Instructions for the task: List all the lines in these records that hold "skakać".

[Dataset rows]
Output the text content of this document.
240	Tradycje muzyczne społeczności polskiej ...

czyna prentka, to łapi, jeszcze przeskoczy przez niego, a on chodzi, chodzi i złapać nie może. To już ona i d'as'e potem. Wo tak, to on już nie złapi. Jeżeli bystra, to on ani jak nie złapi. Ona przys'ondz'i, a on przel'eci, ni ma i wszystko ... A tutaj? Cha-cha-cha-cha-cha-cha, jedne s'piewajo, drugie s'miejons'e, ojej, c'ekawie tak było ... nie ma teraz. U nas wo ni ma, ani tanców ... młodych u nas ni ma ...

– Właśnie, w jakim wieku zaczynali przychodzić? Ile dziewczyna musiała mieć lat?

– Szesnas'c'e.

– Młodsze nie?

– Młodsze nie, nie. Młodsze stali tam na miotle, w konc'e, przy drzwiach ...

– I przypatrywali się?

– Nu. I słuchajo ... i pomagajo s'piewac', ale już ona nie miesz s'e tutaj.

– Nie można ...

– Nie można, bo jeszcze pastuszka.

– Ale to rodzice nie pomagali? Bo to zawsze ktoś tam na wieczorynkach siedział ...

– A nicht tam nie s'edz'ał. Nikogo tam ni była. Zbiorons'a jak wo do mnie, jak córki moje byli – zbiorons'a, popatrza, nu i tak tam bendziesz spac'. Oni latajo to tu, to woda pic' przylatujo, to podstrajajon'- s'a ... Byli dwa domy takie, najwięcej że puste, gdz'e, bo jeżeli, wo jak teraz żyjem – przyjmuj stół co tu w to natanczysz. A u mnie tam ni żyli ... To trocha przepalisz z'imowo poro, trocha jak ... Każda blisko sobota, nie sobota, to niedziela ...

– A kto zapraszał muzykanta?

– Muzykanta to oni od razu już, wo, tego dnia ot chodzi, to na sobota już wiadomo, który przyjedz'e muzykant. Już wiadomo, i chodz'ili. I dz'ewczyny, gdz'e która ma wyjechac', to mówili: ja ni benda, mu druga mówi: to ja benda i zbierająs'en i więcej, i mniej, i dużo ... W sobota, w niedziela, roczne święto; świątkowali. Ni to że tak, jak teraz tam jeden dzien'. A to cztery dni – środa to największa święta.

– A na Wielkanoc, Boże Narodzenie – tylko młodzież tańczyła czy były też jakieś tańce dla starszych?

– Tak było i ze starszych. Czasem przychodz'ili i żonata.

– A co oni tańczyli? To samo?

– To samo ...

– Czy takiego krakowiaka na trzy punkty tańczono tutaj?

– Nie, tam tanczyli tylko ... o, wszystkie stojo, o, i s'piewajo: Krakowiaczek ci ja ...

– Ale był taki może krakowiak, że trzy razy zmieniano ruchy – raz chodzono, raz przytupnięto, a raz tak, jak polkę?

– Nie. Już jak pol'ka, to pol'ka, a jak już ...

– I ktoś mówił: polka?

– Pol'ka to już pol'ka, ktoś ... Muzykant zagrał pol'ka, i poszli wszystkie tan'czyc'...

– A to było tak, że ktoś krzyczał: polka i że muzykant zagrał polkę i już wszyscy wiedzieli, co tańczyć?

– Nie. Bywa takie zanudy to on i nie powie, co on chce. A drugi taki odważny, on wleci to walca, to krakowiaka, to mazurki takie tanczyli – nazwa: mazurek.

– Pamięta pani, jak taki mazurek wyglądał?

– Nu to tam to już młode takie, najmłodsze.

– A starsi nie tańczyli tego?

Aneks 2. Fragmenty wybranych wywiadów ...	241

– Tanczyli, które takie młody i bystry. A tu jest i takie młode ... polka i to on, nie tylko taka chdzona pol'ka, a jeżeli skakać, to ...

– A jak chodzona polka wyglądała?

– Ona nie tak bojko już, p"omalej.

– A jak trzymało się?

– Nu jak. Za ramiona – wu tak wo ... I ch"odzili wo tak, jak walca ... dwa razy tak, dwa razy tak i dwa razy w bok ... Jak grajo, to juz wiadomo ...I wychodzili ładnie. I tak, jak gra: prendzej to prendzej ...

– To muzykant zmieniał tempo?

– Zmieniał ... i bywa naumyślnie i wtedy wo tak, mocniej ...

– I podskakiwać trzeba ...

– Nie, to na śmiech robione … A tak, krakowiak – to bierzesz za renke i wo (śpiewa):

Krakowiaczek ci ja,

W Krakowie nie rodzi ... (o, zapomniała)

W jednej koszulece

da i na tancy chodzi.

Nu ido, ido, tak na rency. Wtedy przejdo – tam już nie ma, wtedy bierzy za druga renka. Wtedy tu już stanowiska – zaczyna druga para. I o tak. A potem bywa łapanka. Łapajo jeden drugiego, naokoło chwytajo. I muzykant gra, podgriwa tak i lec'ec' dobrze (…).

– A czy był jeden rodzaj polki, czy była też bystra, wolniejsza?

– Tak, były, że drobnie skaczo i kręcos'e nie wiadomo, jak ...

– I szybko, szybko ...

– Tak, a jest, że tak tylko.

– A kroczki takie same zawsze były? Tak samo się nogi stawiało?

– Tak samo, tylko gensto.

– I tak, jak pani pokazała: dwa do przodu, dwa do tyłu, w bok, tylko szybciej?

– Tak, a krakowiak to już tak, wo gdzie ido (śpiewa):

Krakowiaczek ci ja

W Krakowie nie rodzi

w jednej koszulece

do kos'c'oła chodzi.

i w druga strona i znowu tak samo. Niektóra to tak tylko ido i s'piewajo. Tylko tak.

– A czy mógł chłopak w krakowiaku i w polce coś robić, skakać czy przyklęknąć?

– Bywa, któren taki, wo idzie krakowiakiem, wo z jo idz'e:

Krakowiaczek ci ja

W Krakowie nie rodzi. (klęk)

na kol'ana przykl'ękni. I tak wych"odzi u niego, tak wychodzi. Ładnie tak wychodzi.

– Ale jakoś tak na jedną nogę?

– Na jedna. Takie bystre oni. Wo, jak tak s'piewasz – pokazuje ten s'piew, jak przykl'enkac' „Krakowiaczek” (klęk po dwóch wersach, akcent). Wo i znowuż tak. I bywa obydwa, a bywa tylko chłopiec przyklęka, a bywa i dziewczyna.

Solution below:
– Tanczyli, które takie młody i bystry. A tu jest i takie młode ... polka i to on, nie tylko taka chdzona pol'ka, a jeżeli skakać, to ...
– A czy mógł chłopak w krakowiaku i w polce coś robić, skakać czy przyklęknąć?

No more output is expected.